# [Text shown]
-- -- --

问题
Hi all I know that its very easy to submit a form without refreshing if there is only one form on the page but what about if there are more than one form on the page. Im using the following code for form submission and it works ok if there is only one form on the page. How can I change it to make it work when there are multiple forms on the page. Thanks in advance.
function processForm() {
$.ajax( {
type: 'POST',
url: form_process.php,
data: 'user_name=' + encodeURIComponent(document.getElementById('user_name').value),
success: function(data) {
$('#message').html(data);
}
} );
}
<form action="" method="post" onsubmit="processForm();return false;">
<input type='text' name='user_name' id='user_name' value='' />
<input type='submit' name='submit' value='submit'/>
</form>
<div id='message'></div>
回答1:
Just customize your function and add params like formid
to get form data within the function to pass processForm("id of the form");
function processForm(formId) {
//your validation code
$.ajax( {
type: 'POST',
url: form_process.php,
data: $("#"+formId).serialize(),
success: function(data) {
$('#message').html(data);
}
} );
}
<form action="" id="form1" method="post" onsubmit="processForm('form1');return false;">
<input type='text' name='user_name' id='user_name' value='' />
<input type='submit' name='submit' value='submit'/>
</form>
<form action="" id="form2" method="post" onsubmit="processForm('form2');return false;">
<input type='text' name='user_name' id='user_name' value='' />
<input type='submit' name='submit' value='submit'/>
</form>
<form action="" id="form3" method="post" onsubmit="processForm('form3');return false;">
<input type='text' name='user_name' id='user_name' value='' />
<input type='submit' name='submit' value='submit'/>
</form>
<div id='message'></div>
回答2:
What you have should work on multiple forms, however it would be better and a lot easier to debug if apply the event listener using jQuery instead:
$('form').submit(processForm); // listen to each form’s submit
function processForm(e) {
e.preventDefault(); // prevents default submit action
$.ajax( {
type: 'POST',
url: form_process.php,
data: 'user_name=' + encodeURIComponent(document.getElementById('user_name').value),
success: function(data) {
$('#message').html(data);
}
} );
}
HTML (without the ugly onsubmit attribute):
<form action="" method="post">
<input type='text' name='user_name' id='user_name' value='' />
<input type='submit' name='submit' value='submit'/>
</form>
回答3:
Add form_id while calling processForm(form_id)

-- -- --

# [Exercise task A]
In the thread about submitting several forms on one page via AJAX, which jQuery method does the first answer call on the form to build the request data?
# [Exercise task B]
In the thread about submitting several forms via AJAX, list every option key set in the object passed to `$.ajax` in the original question's code.
# [Exercise task C]
Extend the thread about submitting several forms via AJAX, picking up after its final line.

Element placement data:
-- -- --

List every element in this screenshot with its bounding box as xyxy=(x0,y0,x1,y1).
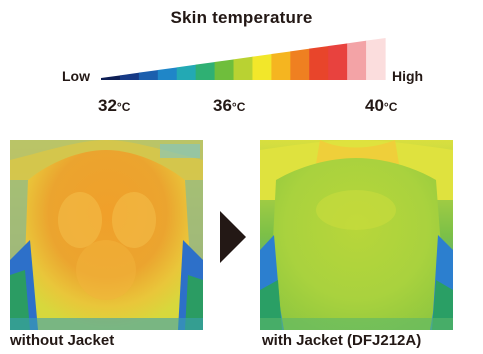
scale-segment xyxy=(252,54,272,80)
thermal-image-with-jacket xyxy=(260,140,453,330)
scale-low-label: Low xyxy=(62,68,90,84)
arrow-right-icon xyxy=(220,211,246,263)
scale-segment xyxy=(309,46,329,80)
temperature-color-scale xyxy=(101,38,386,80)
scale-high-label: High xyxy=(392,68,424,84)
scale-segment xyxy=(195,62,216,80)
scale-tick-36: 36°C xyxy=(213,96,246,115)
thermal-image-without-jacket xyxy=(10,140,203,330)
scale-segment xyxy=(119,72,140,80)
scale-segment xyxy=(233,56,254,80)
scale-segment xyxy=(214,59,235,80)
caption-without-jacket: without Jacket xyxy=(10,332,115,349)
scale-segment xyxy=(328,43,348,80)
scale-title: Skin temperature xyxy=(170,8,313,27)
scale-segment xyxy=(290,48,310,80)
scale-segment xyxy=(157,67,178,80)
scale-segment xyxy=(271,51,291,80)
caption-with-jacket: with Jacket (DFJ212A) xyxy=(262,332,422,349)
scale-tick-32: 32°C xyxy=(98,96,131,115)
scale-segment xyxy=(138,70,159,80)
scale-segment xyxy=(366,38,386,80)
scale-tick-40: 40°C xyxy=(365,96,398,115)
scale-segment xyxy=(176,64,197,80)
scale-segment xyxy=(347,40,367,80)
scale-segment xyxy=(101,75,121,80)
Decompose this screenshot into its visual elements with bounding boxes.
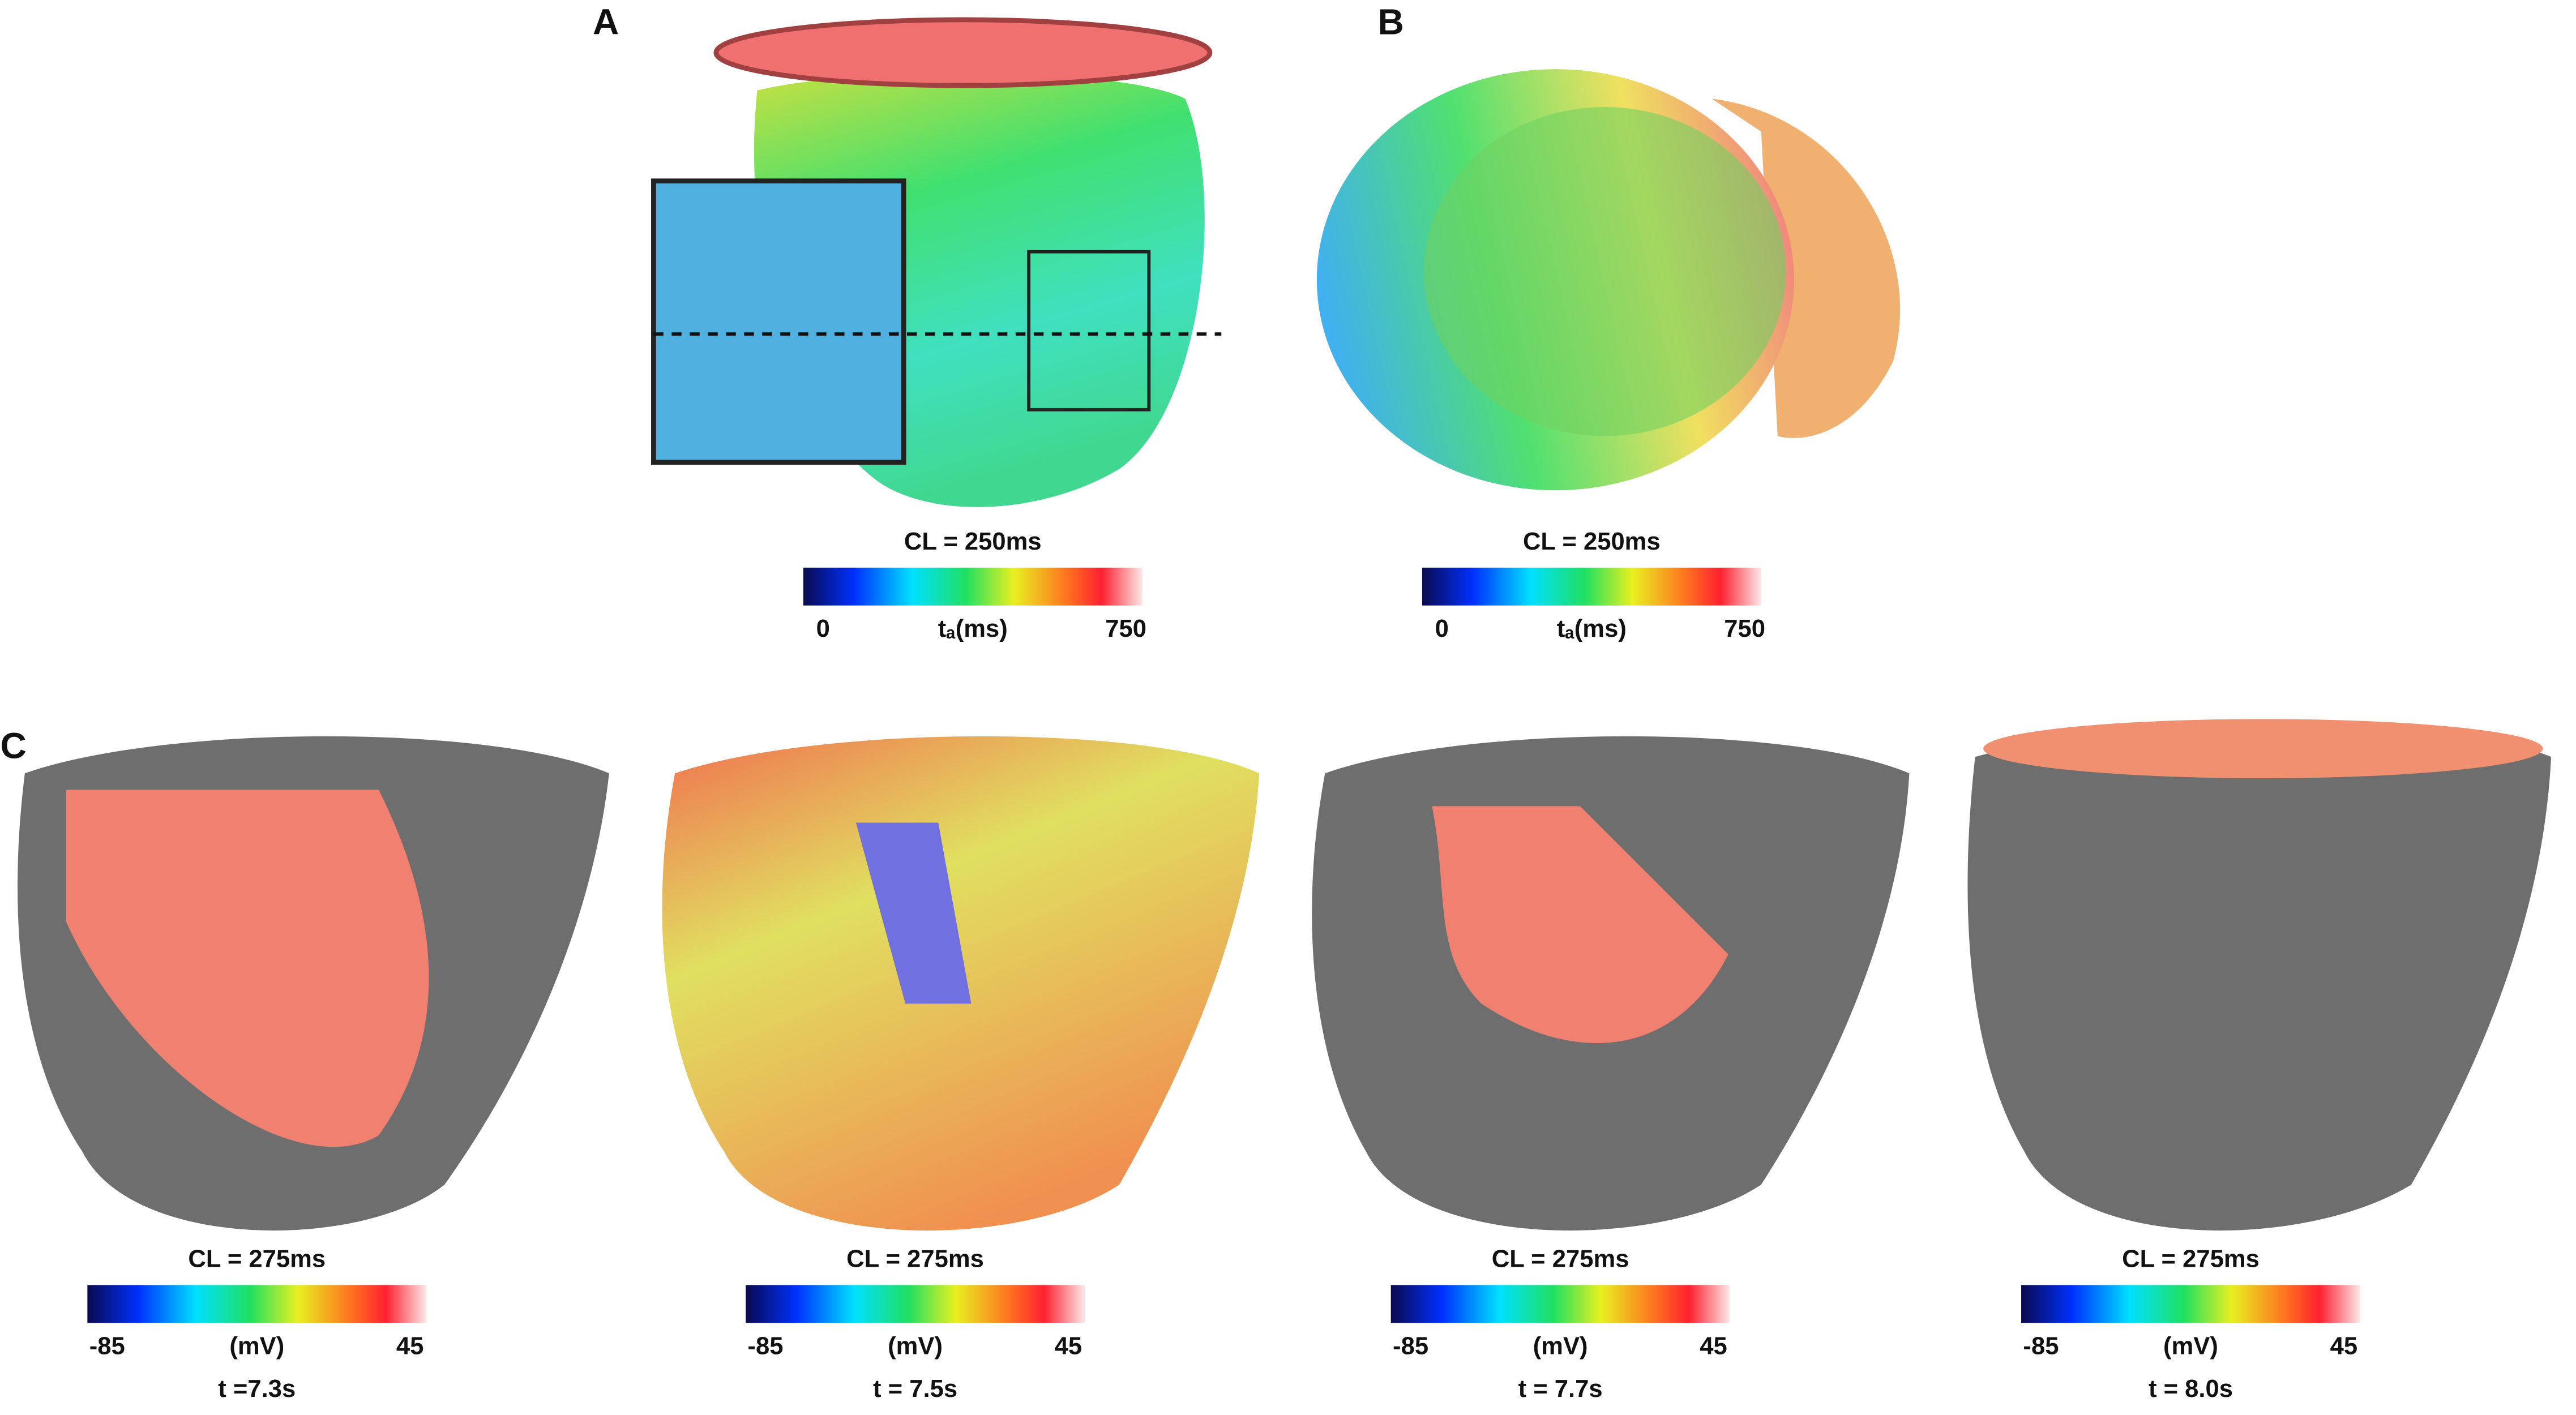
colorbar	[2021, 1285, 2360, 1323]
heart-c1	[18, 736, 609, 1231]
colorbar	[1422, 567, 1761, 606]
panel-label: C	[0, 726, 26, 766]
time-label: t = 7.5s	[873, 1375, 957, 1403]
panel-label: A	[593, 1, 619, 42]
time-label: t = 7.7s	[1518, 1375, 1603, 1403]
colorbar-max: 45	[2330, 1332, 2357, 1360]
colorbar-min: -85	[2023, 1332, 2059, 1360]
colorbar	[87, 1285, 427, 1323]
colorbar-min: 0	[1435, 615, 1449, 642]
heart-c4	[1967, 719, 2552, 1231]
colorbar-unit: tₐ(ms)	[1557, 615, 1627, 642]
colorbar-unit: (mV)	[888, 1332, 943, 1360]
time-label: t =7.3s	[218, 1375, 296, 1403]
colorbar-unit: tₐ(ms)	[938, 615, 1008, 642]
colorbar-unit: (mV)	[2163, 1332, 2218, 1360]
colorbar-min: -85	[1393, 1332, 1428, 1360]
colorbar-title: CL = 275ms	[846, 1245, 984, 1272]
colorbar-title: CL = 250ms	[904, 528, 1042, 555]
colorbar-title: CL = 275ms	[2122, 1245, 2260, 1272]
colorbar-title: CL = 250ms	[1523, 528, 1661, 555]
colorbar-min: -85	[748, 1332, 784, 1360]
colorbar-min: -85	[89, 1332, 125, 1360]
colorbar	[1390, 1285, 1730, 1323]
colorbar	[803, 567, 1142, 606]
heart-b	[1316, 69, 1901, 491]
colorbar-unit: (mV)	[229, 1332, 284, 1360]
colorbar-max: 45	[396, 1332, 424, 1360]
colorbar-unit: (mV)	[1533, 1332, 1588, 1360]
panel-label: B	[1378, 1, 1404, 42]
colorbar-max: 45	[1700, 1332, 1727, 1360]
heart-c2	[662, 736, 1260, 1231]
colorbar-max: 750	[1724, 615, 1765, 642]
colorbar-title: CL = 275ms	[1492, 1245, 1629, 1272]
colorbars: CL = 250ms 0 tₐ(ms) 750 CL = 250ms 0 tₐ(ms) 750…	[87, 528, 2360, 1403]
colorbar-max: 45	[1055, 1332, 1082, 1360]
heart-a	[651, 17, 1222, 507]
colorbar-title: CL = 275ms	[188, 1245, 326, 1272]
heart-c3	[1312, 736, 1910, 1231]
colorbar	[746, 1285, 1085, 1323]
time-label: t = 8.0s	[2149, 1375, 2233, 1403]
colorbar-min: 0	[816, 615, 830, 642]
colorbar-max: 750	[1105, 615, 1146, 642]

-- -- --

# [Expected output A]
It calls `.serialize()` on the form selected by its id: `$("#"+formId).serialize()`.

# [Expected output B]
type, url, data, success

# [Expected output C]
and using the id
serialize the form.
function processForm(form) {
$.ajax( {
type: 'POST',
url: form_process.php,
data: $(form).serialize(),
success: function(data) {
$('#message').html(data);
}
} );
return false;
}
<form action="" method="post" onsubmit="processForm(this)">
<input type="text" name="user_name" id="user_name1" value="">
<input type="submit" name="submit" value="submit" >
</form>
<form action="" method="post" onsubmit="processForm(this)">
<input type="text" name="user_name" id="user_name2" value="">
<input type="submit" name="submit" value="submit" >
</form>
<div id='message'></div>
jsFiddle
回答4:
just thought I'd add to this, if you have multiple forms on one page, you can set a function to act on all forms independently by getting the form's action
value. As follows (tested with jQuery 1.8.3):
$('form').submit(function(){
var action = $(this).attr("action")
$.ajax({
url: action,
type:'POST',
data: $(this).serialize(),
success: function(){
//alert message
}
})
return false
})
Hope this helps someone out!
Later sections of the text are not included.